▸ DOCUMENT EXCERPT
- - -

Making an exploded view.

In the animation workbench of Fusion360 you can attempt to make an animation. Following good practices, your model should be able to nicely 'explode' in this view. I find it very hard. This is probably because I did not construct my model in the right way.

Michelle talks

After a brief one-on-one session with Michelle I decided to do the design again. Biggest reasons are:

  • my design has a lot of repetition. Most of these I drew by hand. Therefore it is not parametric and things get messy.
  • There is nice options in F360 to make repetition automated. This gives me an opportunity to practice with that.
  • Instead of making stuff even more messy by trying to adjust my existing design, it is better to start again; I will also learn more from starting a new.

New beginnings

This time I made a base component structure that I am going to repeat. It exists out of

  • an acrylic box
  • a metal sheet
  • a hole in the acrylic box
  • a LED imported design

In order to multiply this object, I merged the items together in one component. I then used the Pattern on Path function to multiply the selection above the original form. This created a rather unexpected glitchy effect.

- - -

▸ Collected data
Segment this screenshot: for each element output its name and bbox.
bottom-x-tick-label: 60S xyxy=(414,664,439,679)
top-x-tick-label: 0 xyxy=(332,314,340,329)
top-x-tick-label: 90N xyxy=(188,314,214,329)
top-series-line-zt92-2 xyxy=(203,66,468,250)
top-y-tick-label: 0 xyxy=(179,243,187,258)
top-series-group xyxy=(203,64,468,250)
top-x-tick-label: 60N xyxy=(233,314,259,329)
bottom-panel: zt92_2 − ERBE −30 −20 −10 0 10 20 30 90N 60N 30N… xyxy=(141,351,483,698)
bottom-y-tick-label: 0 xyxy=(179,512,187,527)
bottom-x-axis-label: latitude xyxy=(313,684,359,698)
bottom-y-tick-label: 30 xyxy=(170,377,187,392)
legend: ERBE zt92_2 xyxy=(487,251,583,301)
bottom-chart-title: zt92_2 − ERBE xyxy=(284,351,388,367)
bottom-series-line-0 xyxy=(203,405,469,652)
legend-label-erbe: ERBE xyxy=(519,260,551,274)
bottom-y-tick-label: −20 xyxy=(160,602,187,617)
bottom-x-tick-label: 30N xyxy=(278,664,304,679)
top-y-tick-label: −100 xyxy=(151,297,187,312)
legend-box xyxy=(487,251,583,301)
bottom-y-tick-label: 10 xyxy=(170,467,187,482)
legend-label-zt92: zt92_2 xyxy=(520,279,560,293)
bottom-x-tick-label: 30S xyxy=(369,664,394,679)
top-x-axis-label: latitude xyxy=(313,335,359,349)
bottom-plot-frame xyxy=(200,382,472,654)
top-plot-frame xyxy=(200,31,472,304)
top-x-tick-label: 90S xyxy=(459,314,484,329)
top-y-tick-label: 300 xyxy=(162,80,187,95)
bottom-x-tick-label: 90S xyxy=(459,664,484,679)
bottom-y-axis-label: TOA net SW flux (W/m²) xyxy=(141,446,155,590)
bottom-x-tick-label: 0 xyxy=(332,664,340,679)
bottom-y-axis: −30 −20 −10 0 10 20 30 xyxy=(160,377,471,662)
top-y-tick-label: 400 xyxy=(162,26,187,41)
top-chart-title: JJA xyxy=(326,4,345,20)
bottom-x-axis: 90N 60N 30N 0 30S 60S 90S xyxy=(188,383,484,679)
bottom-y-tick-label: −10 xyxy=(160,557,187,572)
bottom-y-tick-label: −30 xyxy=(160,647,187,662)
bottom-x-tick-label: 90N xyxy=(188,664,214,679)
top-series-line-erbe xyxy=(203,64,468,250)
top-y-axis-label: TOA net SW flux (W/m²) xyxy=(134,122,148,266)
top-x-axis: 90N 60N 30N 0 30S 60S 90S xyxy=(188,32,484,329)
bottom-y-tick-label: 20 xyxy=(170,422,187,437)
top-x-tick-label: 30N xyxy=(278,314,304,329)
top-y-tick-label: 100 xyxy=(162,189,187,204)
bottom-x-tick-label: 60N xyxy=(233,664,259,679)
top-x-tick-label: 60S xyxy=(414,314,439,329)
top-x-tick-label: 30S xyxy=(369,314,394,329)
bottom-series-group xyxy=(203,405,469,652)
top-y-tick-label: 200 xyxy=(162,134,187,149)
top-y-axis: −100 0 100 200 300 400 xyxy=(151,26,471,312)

- - -

▸ ACTIVITY LIST
a. Answer these questions from the Fusion360 design notes:
(i) In which Fusion360 workbench can you attempt to make an animation?
(ii) With whom did the writer have a brief one-on-one session?
(iii) Which function was used to multiply the selection above the original form?
b. List every item that makes up the base component structure in the Fusion360 design notes.

▸ SOLVED TASKS
a.
(i) The animation workbench
(ii) Michelle
(iii) The Pattern on Path function

b.
- An acrylic box
- A metal sheet
- A hole in the acrylic box
- A LED imported design